▸ **Exercise details**
Pull out from the material below all lines with "Theatre".

▸ **Data rows**
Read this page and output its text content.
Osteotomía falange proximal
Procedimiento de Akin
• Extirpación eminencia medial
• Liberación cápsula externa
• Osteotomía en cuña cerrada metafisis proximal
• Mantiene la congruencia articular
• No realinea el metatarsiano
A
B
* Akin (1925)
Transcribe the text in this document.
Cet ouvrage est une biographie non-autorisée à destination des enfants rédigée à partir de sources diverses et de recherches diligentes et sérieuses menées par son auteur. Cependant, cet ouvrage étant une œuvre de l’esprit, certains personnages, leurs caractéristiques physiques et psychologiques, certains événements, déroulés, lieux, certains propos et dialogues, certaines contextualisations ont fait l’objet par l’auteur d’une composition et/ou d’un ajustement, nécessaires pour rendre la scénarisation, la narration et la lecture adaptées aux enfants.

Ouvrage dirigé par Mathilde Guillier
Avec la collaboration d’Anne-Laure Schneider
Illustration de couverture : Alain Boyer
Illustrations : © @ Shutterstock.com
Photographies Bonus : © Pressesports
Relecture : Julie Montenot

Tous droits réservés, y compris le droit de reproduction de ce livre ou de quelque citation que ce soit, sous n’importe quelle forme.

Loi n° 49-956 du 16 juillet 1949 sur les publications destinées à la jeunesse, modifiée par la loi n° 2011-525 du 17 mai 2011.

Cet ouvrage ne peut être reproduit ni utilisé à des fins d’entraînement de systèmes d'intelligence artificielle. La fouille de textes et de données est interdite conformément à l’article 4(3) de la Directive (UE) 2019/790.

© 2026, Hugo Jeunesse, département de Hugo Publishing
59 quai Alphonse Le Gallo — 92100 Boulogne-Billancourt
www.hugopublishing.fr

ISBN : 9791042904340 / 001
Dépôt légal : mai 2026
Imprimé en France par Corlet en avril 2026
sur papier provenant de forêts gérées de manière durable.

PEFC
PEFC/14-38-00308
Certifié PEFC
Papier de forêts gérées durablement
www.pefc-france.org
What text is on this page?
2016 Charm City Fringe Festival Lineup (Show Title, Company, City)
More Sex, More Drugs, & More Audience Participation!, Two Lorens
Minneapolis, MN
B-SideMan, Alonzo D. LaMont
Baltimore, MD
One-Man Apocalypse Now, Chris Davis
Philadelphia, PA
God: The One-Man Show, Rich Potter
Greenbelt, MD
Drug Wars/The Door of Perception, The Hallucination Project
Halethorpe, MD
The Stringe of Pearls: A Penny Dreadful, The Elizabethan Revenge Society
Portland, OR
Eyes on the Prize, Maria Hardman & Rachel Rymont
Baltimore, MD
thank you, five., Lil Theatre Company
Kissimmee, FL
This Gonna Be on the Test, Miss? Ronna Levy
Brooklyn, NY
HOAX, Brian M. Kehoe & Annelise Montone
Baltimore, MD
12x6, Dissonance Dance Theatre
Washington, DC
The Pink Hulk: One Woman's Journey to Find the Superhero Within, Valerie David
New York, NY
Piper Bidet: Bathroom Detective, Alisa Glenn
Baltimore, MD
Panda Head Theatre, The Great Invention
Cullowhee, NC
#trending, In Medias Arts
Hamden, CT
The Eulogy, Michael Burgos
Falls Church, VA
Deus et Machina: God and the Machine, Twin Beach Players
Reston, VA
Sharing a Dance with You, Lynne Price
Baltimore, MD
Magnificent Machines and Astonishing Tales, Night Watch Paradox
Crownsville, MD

▸ **Task result**
thank you, five., Lil Theatre Company
12x6, Dissonance Dance Theatre
Panda Head Theatre, The Great Invention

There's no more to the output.